The request - Leave out the pictures and transcribe the rest of the records exactly.

________

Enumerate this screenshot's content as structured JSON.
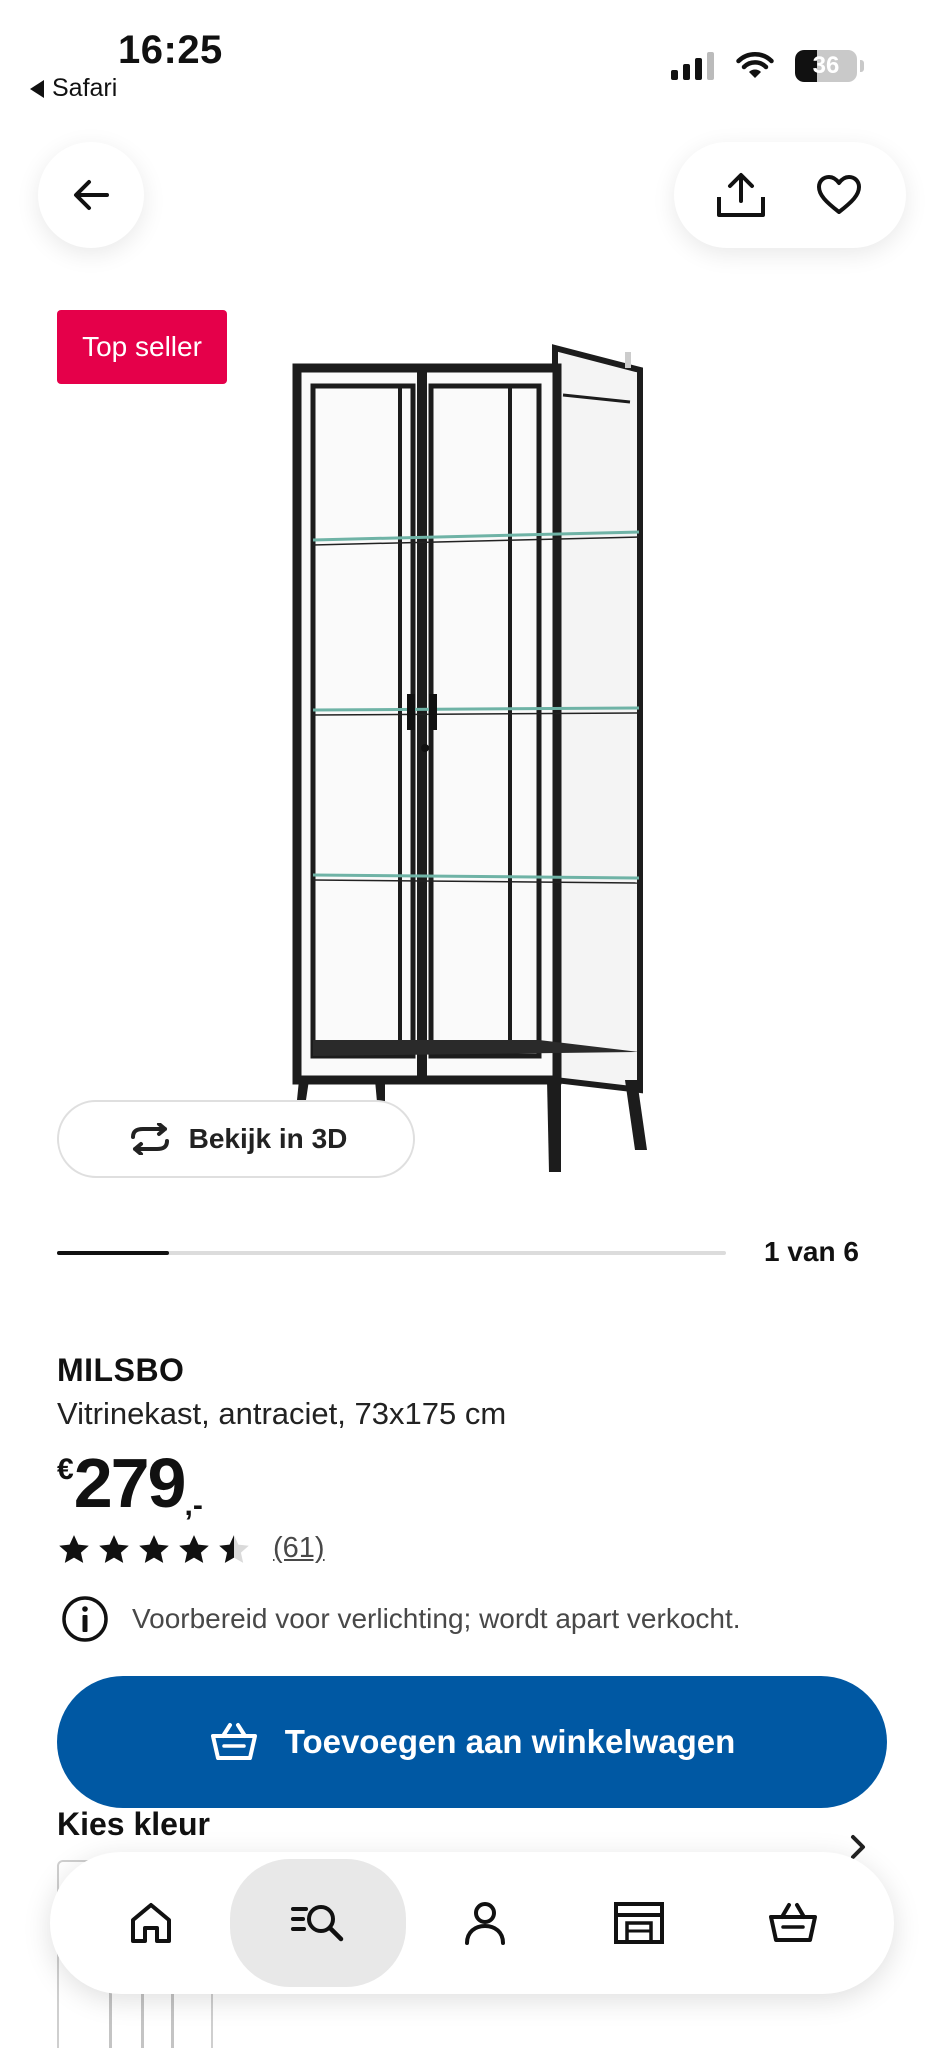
{
  "status_bar": {
    "time": "16:25",
    "back_app": "Safari",
    "battery": "36",
    "battery_level": 0.36
  },
  "header": {
    "back_icon": "arrow-left-icon",
    "share_icon": "share-icon",
    "favorite_icon": "heart-icon"
  },
  "badge": {
    "label": "Top seller",
    "color": "#e5004a"
  },
  "gallery": {
    "view_3d_label": "Bekijk in 3D",
    "position_label": "1 van 6",
    "current": 1,
    "total": 6
  },
  "product": {
    "name": "MILSBO",
    "description": "Vitrinekast, antraciet, 73x175 cm",
    "currency": "€",
    "price": "279",
    "price_decimals": ",-",
    "rating": 4.5,
    "rating_count": "(61)",
    "info_text": "Voorbereid voor verlichting; wordt apart verkocht."
  },
  "actions": {
    "add_to_cart_label": "Toevoegen aan winkelwagen",
    "cart_button_color": "#0058a3"
  },
  "color_section": {
    "title": "Kies kleur"
  },
  "tab_bar": {
    "items": [
      {
        "icon": "home-icon",
        "active": false
      },
      {
        "icon": "search-icon",
        "active": true
      },
      {
        "icon": "profile-icon",
        "active": false
      },
      {
        "icon": "store-icon",
        "active": false
      },
      {
        "icon": "cart-icon",
        "active": false
      }
    ]
  }
}
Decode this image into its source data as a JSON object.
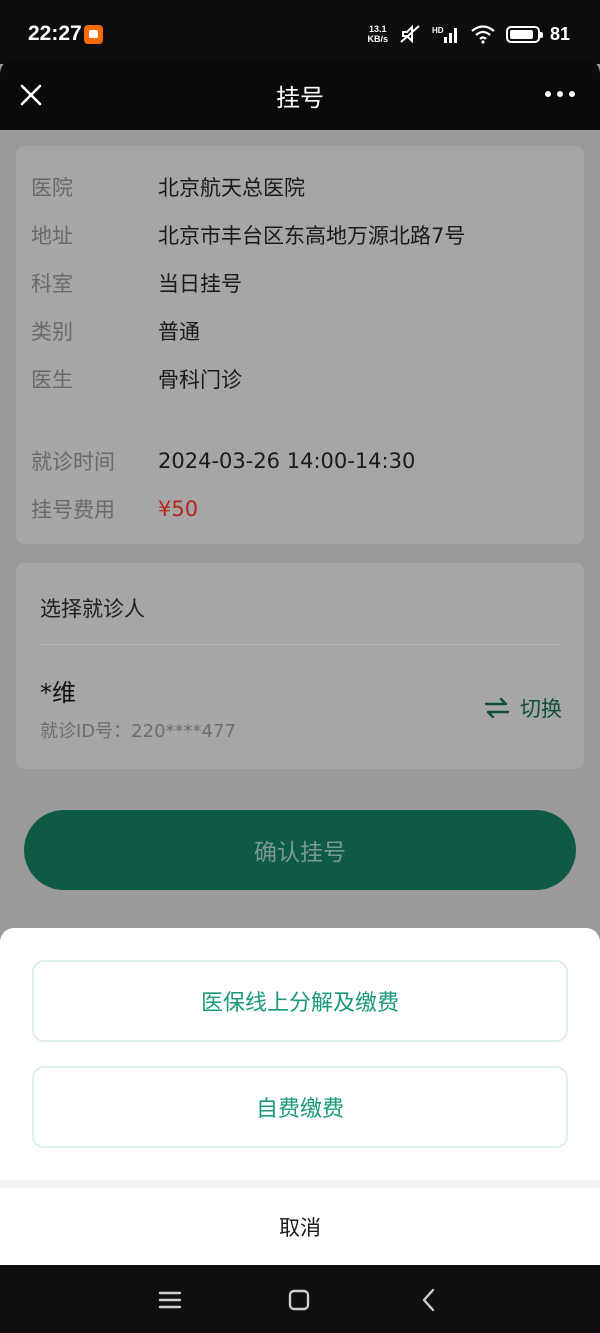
{
  "status_bar": {
    "time": "22:27",
    "net_speed_value": "13.1",
    "net_speed_unit": "KB/s",
    "battery_percent": "81"
  },
  "header": {
    "title": "挂号"
  },
  "info": {
    "rows": [
      {
        "label": "医院",
        "value": "北京航天总医院"
      },
      {
        "label": "地址",
        "value": "北京市丰台区东高地万源北路7号"
      },
      {
        "label": "科室",
        "value": "当日挂号"
      },
      {
        "label": "类别",
        "value": "普通"
      },
      {
        "label": "医生",
        "value": "骨科门诊"
      }
    ],
    "time_label": "就诊时间",
    "time_value": "2024-03-26 14:00-14:30",
    "fee_label": "挂号费用",
    "fee_value": "¥50"
  },
  "patient": {
    "section_title": "选择就诊人",
    "name": "*维",
    "id_text": "就诊ID号：220****477",
    "switch_label": "切换"
  },
  "confirm_label": "确认挂号",
  "sheet": {
    "option1": "医保线上分解及缴费",
    "option2": "自费缴费",
    "cancel": "取消"
  },
  "colors": {
    "accent": "#1a9a7a",
    "price": "#e0352b",
    "primary_button": "#1a8a6e"
  },
  "icons": {
    "close": "close-icon",
    "more": "more-icon",
    "switch": "swap-arrows-icon",
    "nav_menu": "menu-icon",
    "nav_home": "home-icon",
    "nav_back": "back-icon"
  }
}
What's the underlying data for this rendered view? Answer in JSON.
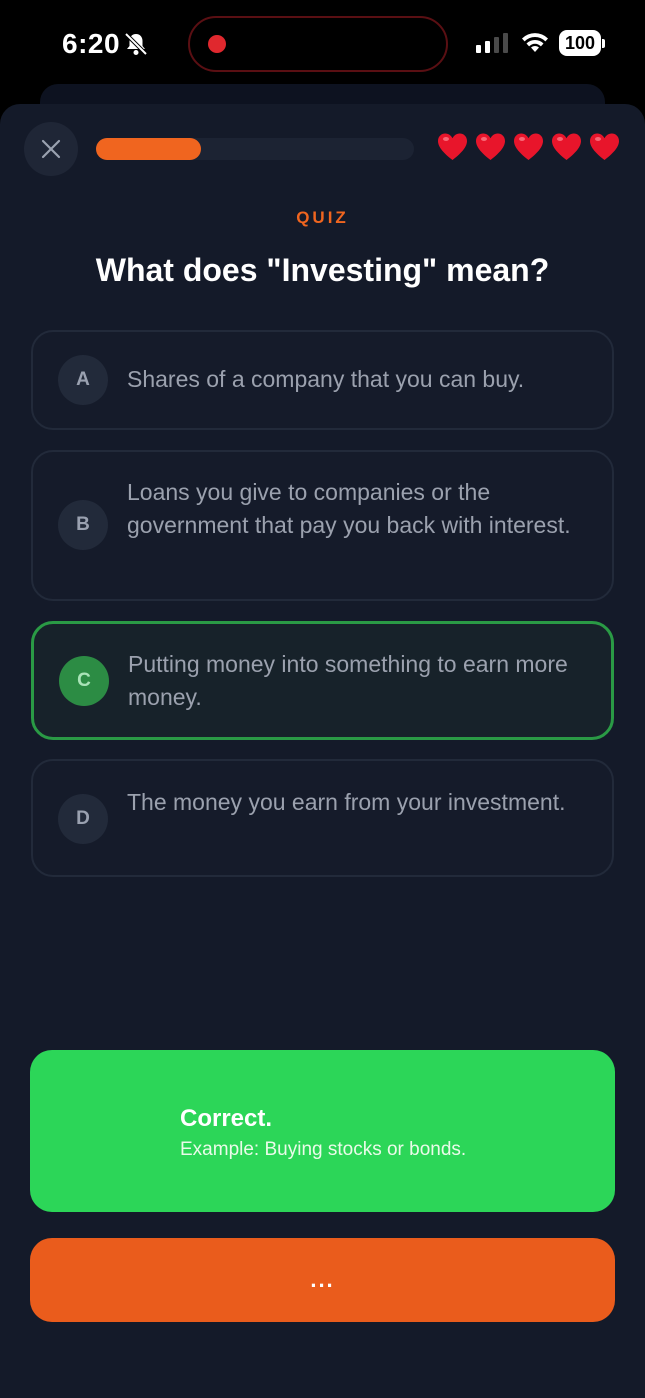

________

Written response -
Enumerate this screenshot's content as structured JSON.
{
  "status_bar": {
    "time": "16:25",
    "back_app": "Safari",
    "battery": "36",
    "battery_level": 0.36
  },
  "header": {
    "back_icon": "arrow-left-icon",
    "share_icon": "share-icon",
    "favorite_icon": "heart-icon"
  },
  "badge": {
    "label": "Top seller",
    "color": "#e5004a"
  },
  "gallery": {
    "view_3d_label": "Bekijk in 3D",
    "position_label": "1 van 6",
    "current": 1,
    "total": 6
  },
  "product": {
    "name": "MILSBO",
    "description": "Vitrinekast, antraciet, 73x175 cm",
    "currency": "€",
    "price": "279",
    "price_decimals": ",-",
    "rating": 4.5,
    "rating_count": "(61)",
    "info_text": "Voorbereid voor verlichting; wordt apart verkocht."
  },
  "actions": {
    "add_to_cart_label": "Toevoegen aan winkelwagen",
    "cart_button_color": "#0058a3"
  },
  "color_section": {
    "title": "Kies kleur"
  },
  "tab_bar": {
    "items": [
      {
        "icon": "home-icon",
        "active": false
      },
      {
        "icon": "search-icon",
        "active": true
      },
      {
        "icon": "profile-icon",
        "active": false
      },
      {
        "icon": "store-icon",
        "active": false
      },
      {
        "icon": "cart-icon",
        "active": false
      }
    ]
  }
}
Decode this image into its source data as a JSON object.
{
  "status_bar": {
    "time": "22:27",
    "net_speed_value": "13.1",
    "net_speed_unit": "KB/s",
    "battery_percent": "81"
  },
  "header": {
    "title": "挂号"
  },
  "info": {
    "rows": [
      {
        "label": "医院",
        "value": "北京航天总医院"
      },
      {
        "label": "地址",
        "value": "北京市丰台区东高地万源北路7号"
      },
      {
        "label": "科室",
        "value": "当日挂号"
      },
      {
        "label": "类别",
        "value": "普通"
      },
      {
        "label": "医生",
        "value": "骨科门诊"
      }
    ],
    "time_label": "就诊时间",
    "time_value": "2024-03-26 14:00-14:30",
    "fee_label": "挂号费用",
    "fee_value": "¥50"
  },
  "patient": {
    "section_title": "选择就诊人",
    "name": "*维",
    "id_text": "就诊ID号：220****477",
    "switch_label": "切换"
  },
  "confirm_label": "确认挂号",
  "sheet": {
    "option1": "医保线上分解及缴费",
    "option2": "自费缴费",
    "cancel": "取消"
  },
  "colors": {
    "accent": "#1a9a7a",
    "price": "#e0352b",
    "primary_button": "#1a8a6e"
  },
  "icons": {
    "close": "close-icon",
    "more": "more-icon",
    "switch": "swap-arrows-icon",
    "nav_menu": "menu-icon",
    "nav_home": "home-icon",
    "nav_back": "back-icon"
  }
}
What's the underlying data for this rendered view? Answer in JSON.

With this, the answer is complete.